**EXERCISE PROMPT**:
Keep every line where the word "medaillespiegel" appears; drop the rest.

+ + +

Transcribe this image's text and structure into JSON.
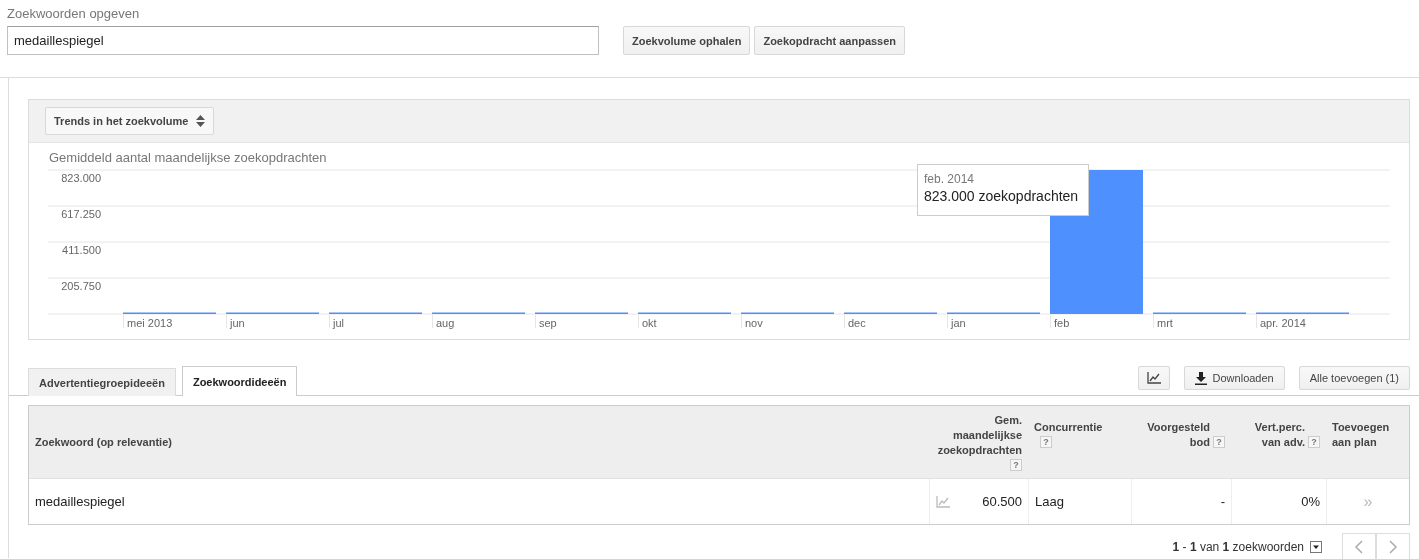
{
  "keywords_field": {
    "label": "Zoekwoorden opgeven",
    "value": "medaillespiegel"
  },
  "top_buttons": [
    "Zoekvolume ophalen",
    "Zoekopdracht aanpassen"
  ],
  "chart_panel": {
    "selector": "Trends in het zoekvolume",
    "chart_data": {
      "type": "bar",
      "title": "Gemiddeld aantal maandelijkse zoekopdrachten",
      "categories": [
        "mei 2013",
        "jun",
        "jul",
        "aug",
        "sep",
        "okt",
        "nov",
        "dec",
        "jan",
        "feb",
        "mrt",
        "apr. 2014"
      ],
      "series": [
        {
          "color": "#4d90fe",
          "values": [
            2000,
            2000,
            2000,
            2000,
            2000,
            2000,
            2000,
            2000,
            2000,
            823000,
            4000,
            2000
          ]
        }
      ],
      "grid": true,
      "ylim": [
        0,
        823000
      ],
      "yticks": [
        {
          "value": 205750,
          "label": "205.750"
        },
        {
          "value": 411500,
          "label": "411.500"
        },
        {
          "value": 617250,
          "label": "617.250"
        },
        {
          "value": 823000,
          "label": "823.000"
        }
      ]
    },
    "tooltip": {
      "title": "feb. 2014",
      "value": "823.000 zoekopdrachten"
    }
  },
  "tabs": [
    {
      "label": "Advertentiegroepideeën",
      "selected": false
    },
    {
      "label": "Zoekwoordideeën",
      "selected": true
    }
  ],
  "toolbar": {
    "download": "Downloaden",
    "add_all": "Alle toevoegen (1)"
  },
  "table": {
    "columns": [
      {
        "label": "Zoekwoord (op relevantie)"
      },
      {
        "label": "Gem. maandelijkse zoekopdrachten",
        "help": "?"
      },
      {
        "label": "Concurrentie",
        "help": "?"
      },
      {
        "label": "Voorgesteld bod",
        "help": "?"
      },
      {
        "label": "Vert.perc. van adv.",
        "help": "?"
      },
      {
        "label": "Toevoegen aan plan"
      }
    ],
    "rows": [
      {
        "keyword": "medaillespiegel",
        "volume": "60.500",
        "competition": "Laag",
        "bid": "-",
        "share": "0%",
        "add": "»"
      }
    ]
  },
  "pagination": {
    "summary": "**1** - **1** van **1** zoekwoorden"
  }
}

+ + +

**PROBLEM SOLUTION**:
    "value": "medaillespiegel"
        "keyword": "medaillespiegel",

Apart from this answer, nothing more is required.